» Written problem
Give every line again exactly as it appears, please, but not the pictures.

Saved data entries:
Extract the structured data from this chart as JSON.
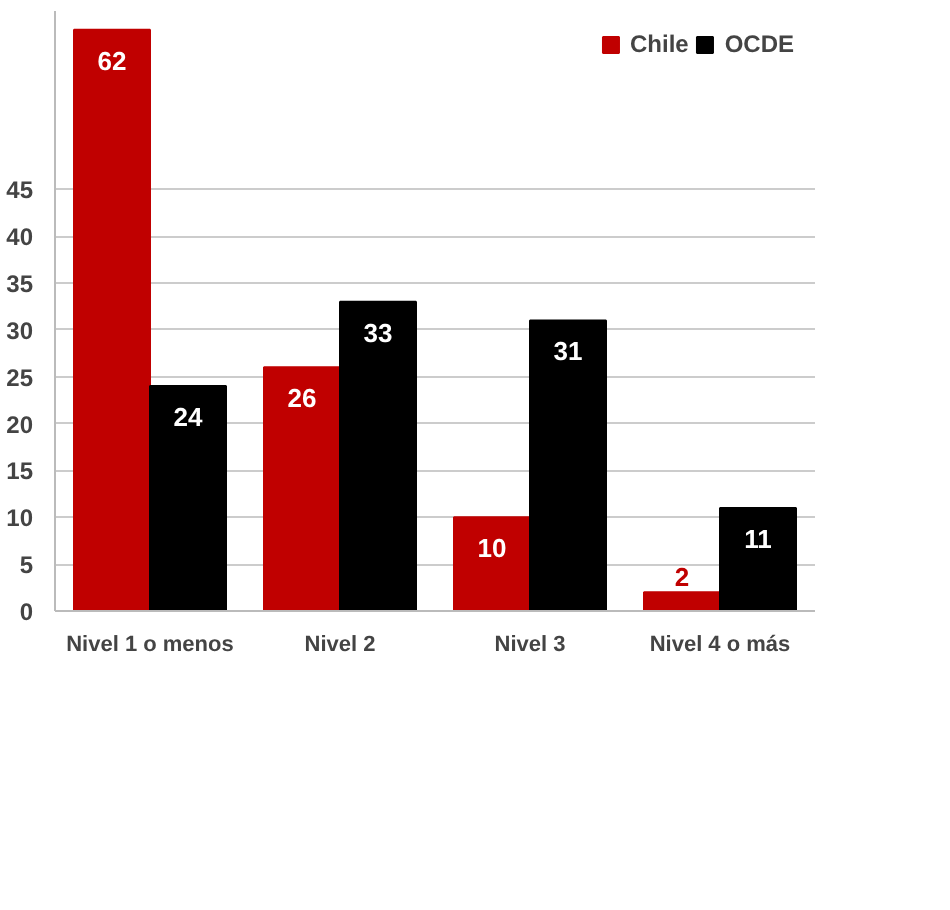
{
  "chart_data": {
    "type": "bar",
    "categories": [
      "Nivel 1 o menos",
      "Nivel 2",
      "Nivel 3",
      "Nivel 4 o más"
    ],
    "series": [
      {
        "name": "Chile",
        "color": "#c00000",
        "values": [
          62,
          26,
          10,
          2
        ]
      },
      {
        "name": "OCDE",
        "color": "#000000",
        "values": [
          24,
          33,
          31,
          11
        ]
      }
    ],
    "data_labels": true,
    "ylim": [
      0,
      64
    ],
    "yticks": [
      0,
      5,
      10,
      15,
      20,
      25,
      30,
      35,
      40,
      45
    ],
    "grid": "y",
    "legend": "top right"
  }
}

» The solution
Extract the structured data from this chart as JSON.
{
  "chart_data": {
    "type": "bar",
    "categories": [
      "Nivel 1 o menos",
      "Nivel 2",
      "Nivel 3",
      "Nivel 4 o más"
    ],
    "series": [
      {
        "name": "Chile",
        "color": "#c00000",
        "values": [
          62,
          26,
          10,
          2
        ]
      },
      {
        "name": "OCDE",
        "color": "#000000",
        "values": [
          24,
          33,
          31,
          11
        ]
      }
    ],
    "data_labels": true,
    "ylim": [
      0,
      64
    ],
    "yticks": [
      0,
      5,
      10,
      15,
      20,
      25,
      30,
      35,
      40,
      45
    ],
    "grid": "y",
    "legend": "top right"
  }
}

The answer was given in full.